# DATA
........

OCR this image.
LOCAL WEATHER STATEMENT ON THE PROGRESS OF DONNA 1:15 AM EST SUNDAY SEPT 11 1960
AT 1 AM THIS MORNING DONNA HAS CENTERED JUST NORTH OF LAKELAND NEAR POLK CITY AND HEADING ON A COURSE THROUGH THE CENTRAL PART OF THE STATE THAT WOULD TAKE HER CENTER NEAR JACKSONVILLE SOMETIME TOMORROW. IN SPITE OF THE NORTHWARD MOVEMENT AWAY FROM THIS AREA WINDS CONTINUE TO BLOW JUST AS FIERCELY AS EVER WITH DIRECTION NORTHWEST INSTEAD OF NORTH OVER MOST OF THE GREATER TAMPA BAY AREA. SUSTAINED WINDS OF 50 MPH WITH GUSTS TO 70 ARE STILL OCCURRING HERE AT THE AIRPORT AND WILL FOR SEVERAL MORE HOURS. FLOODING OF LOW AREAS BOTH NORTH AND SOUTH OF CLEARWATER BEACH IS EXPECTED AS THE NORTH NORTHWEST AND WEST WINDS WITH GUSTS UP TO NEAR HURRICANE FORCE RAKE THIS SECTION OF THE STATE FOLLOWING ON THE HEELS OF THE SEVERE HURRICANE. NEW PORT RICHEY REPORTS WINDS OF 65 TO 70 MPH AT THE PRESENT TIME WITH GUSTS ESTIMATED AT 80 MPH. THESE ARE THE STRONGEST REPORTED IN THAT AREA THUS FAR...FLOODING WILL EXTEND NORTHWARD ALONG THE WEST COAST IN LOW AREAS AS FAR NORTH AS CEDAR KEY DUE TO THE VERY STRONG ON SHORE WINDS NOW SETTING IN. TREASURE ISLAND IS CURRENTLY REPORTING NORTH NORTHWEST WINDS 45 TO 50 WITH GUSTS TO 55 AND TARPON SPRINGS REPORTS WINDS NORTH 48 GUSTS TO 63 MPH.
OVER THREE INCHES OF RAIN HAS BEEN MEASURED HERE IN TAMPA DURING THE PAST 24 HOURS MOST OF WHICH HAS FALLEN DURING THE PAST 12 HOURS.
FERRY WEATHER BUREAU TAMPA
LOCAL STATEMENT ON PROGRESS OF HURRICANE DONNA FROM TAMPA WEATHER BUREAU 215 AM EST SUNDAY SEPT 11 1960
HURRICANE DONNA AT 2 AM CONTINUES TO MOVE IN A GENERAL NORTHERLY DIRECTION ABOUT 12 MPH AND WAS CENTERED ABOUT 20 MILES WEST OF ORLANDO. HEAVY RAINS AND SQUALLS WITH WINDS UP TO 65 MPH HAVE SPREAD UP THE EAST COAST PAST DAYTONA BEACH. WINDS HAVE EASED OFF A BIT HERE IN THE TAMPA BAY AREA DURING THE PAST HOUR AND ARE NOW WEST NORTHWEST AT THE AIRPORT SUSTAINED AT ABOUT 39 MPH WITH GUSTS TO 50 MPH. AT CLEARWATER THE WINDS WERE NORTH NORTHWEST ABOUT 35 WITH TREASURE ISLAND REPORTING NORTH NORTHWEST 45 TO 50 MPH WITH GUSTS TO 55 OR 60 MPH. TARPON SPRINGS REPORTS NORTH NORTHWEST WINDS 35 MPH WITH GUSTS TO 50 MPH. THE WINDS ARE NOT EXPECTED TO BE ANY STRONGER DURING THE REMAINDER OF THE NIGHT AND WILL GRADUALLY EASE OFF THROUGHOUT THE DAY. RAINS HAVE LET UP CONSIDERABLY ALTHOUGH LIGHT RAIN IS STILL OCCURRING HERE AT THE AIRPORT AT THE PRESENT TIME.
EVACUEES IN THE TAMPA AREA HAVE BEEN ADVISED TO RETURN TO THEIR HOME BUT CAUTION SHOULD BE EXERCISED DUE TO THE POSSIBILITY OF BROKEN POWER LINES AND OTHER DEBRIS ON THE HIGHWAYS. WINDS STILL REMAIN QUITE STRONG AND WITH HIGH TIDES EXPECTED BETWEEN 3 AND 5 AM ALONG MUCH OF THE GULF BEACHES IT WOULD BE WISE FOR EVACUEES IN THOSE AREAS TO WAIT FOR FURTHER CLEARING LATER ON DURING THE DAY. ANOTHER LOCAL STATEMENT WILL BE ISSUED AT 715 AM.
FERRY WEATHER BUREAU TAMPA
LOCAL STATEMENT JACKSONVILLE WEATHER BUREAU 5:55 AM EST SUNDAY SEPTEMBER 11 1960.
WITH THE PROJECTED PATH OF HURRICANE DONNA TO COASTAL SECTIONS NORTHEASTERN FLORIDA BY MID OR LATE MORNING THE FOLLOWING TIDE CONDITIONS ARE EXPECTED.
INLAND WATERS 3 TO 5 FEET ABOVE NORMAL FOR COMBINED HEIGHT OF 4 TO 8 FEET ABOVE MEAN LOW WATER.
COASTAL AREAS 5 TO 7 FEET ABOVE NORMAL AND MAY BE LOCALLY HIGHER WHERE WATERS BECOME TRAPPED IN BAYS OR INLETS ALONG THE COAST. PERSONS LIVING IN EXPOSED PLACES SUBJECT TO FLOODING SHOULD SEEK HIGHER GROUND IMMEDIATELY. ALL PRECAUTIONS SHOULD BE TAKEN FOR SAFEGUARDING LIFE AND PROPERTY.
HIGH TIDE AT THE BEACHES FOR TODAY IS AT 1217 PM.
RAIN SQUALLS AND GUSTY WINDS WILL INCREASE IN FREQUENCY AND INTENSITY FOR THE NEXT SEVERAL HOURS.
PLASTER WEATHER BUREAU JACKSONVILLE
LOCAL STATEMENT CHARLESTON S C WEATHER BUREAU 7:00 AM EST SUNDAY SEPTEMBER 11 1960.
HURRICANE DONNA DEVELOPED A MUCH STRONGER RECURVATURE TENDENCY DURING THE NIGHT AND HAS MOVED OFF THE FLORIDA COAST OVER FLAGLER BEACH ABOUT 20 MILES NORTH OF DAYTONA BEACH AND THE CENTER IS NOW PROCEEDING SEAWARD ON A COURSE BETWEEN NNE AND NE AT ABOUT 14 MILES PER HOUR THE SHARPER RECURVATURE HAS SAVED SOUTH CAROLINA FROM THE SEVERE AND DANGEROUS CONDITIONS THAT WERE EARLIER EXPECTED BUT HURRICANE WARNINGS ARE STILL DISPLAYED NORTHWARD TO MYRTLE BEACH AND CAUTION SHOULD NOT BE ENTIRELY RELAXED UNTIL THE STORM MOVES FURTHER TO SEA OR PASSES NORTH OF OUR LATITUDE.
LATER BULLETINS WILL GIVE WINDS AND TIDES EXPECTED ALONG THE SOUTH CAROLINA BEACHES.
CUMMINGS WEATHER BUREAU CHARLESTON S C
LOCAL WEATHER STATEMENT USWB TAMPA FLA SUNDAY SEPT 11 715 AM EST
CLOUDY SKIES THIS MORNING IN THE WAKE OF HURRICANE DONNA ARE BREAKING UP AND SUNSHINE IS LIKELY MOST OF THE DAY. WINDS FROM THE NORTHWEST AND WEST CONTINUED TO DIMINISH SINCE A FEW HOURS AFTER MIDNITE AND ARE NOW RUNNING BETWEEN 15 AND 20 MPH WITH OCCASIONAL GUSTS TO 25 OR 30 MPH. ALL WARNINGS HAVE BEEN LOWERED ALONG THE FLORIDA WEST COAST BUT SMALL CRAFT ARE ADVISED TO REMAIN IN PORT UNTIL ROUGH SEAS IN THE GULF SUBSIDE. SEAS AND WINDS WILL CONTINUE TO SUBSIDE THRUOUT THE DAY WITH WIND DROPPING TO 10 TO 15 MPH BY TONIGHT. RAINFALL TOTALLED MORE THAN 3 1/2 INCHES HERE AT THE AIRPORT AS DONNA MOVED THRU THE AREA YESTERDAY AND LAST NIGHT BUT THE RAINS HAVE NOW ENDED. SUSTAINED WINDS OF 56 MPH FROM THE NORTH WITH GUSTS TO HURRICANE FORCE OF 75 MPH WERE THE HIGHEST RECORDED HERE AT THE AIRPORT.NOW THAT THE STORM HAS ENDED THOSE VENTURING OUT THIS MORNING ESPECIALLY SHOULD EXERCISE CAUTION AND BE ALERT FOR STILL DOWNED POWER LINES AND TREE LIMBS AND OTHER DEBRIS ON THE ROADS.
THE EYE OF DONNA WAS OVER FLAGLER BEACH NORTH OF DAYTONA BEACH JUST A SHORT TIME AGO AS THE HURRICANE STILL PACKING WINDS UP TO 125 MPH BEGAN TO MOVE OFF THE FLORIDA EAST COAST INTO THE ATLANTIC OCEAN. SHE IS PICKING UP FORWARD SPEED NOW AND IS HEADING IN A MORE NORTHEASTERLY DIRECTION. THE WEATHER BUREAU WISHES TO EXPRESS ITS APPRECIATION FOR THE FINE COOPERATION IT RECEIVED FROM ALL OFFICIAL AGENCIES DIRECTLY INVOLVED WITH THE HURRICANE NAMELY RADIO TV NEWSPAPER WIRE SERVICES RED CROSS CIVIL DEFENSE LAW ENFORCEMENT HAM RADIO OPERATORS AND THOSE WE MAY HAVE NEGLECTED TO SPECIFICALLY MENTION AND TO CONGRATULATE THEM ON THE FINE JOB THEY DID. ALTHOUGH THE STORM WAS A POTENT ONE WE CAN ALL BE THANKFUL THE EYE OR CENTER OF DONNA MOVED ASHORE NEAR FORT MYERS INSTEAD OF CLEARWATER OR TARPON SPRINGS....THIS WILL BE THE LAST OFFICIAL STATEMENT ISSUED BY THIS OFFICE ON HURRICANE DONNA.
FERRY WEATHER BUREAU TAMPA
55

........

# AIM
Scan the data for the word "LATER" and copy every line where it shows up.

# TASK ANSWER
EVACUEES IN THE TAMPA AREA HAVE BEEN ADVISED TO RETURN TO THEIR HOME BUT CAUTION SHOULD BE EXERCISED DUE TO THE POSSIBILITY OF BROKEN POWER LINES AND OTHER DEBRIS ON THE HIGHWAYS. WINDS STILL REMAIN QUITE STRONG AND WITH HIGH TIDES EXPECTED BETWEEN 3 AND 5 AM ALONG MUCH OF THE GULF BEACHES IT WOULD BE WISE FOR EVACUEES IN THOSE AREAS TO WAIT FOR FURTHER CLEARING LATER ON DURING THE DAY. ANOTHER LOCAL STATEMENT WILL BE ISSUED AT 715 AM.
LATER BULLETINS WILL GIVE WINDS AND TIDES EXPECTED ALONG THE SOUTH CAROLINA BEACHES.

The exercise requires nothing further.